TASK STATEMENT: Write out exactly the lines below that run from the line containing "Transcribe the text in this document." through the last line of the records.

[BEGIN]

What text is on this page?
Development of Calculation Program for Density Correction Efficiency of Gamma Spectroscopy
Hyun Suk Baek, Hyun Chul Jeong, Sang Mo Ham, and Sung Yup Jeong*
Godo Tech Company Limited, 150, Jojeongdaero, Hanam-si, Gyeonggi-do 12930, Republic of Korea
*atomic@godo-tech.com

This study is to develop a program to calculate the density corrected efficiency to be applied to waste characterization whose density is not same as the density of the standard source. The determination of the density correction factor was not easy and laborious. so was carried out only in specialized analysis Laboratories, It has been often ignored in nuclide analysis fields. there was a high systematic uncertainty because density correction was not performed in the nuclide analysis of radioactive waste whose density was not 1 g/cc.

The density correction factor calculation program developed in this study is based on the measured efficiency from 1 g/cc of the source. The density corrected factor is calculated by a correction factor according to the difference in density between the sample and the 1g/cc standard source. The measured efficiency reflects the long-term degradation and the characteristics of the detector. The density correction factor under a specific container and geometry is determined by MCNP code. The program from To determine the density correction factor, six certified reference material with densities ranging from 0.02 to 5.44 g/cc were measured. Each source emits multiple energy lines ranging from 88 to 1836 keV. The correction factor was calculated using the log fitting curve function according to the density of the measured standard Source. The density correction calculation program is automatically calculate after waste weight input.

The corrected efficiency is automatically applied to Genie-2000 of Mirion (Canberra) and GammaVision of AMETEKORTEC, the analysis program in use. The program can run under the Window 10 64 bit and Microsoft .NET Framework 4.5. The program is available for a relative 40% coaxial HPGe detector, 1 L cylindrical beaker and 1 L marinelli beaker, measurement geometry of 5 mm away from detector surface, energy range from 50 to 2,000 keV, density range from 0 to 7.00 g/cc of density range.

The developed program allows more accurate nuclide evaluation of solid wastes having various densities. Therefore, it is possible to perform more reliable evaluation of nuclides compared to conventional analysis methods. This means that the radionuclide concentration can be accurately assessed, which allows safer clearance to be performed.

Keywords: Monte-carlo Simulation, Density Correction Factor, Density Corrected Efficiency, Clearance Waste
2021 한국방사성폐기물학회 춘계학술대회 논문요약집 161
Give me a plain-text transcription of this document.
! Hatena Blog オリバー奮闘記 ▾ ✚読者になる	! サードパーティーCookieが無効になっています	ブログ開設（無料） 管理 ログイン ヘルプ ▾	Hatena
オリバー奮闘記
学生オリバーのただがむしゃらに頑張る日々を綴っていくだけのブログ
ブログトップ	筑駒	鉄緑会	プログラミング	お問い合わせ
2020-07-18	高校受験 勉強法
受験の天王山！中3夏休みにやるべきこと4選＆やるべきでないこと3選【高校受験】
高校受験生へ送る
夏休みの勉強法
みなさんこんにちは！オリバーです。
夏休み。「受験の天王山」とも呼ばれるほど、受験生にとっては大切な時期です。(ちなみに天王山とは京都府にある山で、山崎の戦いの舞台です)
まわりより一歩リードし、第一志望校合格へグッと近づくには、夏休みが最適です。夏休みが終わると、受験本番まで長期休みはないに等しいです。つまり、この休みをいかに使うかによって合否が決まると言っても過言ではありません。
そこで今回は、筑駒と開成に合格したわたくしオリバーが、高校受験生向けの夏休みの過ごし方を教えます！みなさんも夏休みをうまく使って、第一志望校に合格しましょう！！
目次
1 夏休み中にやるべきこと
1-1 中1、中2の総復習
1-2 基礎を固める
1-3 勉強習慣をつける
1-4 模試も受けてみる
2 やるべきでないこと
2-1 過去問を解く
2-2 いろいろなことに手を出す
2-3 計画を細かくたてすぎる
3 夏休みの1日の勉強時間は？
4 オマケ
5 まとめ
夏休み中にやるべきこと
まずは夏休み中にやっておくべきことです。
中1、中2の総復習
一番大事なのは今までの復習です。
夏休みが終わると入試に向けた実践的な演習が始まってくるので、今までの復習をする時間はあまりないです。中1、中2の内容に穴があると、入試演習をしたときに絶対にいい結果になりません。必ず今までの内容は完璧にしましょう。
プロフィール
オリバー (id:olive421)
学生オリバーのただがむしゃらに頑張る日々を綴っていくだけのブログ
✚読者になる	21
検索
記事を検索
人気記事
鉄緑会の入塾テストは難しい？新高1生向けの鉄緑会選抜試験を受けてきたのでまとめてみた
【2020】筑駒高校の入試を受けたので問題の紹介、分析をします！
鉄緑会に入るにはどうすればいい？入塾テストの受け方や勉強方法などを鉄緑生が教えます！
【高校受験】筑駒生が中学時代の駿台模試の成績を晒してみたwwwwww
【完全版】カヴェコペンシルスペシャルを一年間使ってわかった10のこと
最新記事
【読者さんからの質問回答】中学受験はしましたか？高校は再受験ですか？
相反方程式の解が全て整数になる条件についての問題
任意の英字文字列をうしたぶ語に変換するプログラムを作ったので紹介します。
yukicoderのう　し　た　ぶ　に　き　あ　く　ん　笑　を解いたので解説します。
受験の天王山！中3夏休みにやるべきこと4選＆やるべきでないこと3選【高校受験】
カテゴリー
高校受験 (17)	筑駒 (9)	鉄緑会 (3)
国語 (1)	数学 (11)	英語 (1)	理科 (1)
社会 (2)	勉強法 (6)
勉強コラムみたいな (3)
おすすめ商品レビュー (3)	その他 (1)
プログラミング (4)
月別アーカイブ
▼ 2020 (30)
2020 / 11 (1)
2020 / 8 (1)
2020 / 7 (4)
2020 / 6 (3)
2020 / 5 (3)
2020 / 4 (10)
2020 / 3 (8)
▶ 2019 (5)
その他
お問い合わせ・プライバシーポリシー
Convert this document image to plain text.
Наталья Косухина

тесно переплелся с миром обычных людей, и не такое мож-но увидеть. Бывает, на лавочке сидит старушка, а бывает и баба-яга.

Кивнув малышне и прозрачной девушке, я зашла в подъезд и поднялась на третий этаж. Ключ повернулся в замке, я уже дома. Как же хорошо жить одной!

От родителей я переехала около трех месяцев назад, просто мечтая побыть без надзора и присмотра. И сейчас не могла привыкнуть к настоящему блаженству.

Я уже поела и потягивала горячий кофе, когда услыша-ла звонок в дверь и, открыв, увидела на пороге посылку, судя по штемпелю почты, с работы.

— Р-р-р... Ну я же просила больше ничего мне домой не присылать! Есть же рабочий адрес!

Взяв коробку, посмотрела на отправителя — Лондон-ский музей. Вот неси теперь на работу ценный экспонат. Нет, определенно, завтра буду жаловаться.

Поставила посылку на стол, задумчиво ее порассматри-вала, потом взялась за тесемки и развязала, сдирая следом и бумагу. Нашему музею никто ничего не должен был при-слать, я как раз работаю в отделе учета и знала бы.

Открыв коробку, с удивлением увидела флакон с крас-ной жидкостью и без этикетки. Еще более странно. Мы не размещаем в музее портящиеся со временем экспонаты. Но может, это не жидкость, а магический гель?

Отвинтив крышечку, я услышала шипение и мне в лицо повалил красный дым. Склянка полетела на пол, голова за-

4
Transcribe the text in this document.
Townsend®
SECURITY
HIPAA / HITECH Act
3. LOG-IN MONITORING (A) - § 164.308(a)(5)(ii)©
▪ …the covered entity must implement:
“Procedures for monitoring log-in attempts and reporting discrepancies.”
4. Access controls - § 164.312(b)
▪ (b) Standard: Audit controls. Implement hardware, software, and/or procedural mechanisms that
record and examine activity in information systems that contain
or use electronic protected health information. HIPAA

[END]

REPLY:
Transcribe the text in this document.
Townsend®
SECURITY
HIPAA / HITECH Act
3. LOG-IN MONITORING (A) - § 164.308(a)(5)(ii)©
▪ …the covered entity must implement:
“Procedures for monitoring log-in attempts and reporting discrepancies.”
4. Access controls - § 164.312(b)
▪ (b) Standard: Audit controls. Implement hardware, software, and/or procedural mechanisms that
record and examine activity in information systems that contain
or use electronic protected health information. HIPAA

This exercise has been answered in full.